Dataset rows:
────────────────────────────────────────

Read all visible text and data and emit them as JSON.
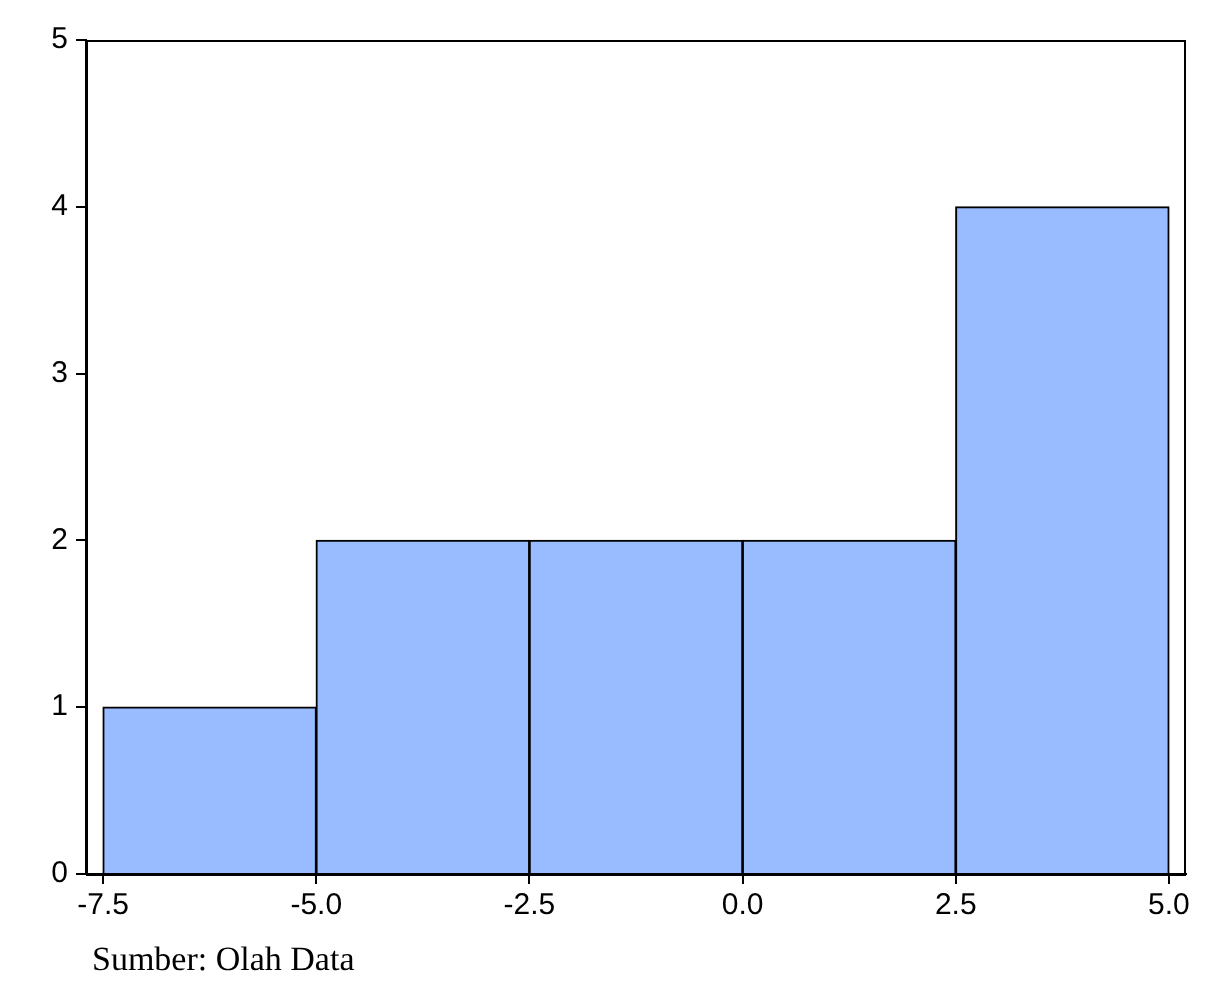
{
  "chart_data": {
    "type": "histogram",
    "bins": [
      -7.5,
      -5.0,
      -2.5,
      0.0,
      2.5,
      5.0
    ],
    "values": [
      1,
      2,
      2,
      2,
      4
    ],
    "color": "#99bbff",
    "xlim": [
      -7.7,
      5.2
    ],
    "xticks": [
      {
        "value": -7.5,
        "label": "-7.5"
      },
      {
        "value": -5,
        "label": "-5.0"
      },
      {
        "value": -2.5,
        "label": "-2.5"
      },
      {
        "value": 0,
        "label": "0.0"
      },
      {
        "value": 2.5,
        "label": "2.5"
      },
      {
        "value": 5,
        "label": "5.0"
      }
    ],
    "ylim": [
      0,
      5
    ],
    "yticks": [
      0,
      1,
      2,
      3,
      4,
      5
    ],
    "grid": false,
    "legend": false,
    "annotations": [
      "Sumber: Olah Data"
    ]
  }
}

────────────────────────────────────────

Apart from the pictures, the entries above are to be repeated in full and exactly.

Read all visible text and data and emit them as JSON.
{
  "chart_data": {
    "type": "histogram",
    "bins": [
      -7.5,
      -5.0,
      -2.5,
      0.0,
      2.5,
      5.0
    ],
    "values": [
      1,
      2,
      2,
      2,
      4
    ],
    "color": "#99bbff",
    "xlim": [
      -7.7,
      5.2
    ],
    "xticks": [
      {
        "value": -7.5,
        "label": "-7.5"
      },
      {
        "value": -5,
        "label": "-5.0"
      },
      {
        "value": -2.5,
        "label": "-2.5"
      },
      {
        "value": 0,
        "label": "0.0"
      },
      {
        "value": 2.5,
        "label": "2.5"
      },
      {
        "value": 5,
        "label": "5.0"
      }
    ],
    "ylim": [
      0,
      5
    ],
    "yticks": [
      0,
      1,
      2,
      3,
      4,
      5
    ],
    "grid": false,
    "legend": false,
    "annotations": [
      "Sumber: Olah Data"
    ]
  }
}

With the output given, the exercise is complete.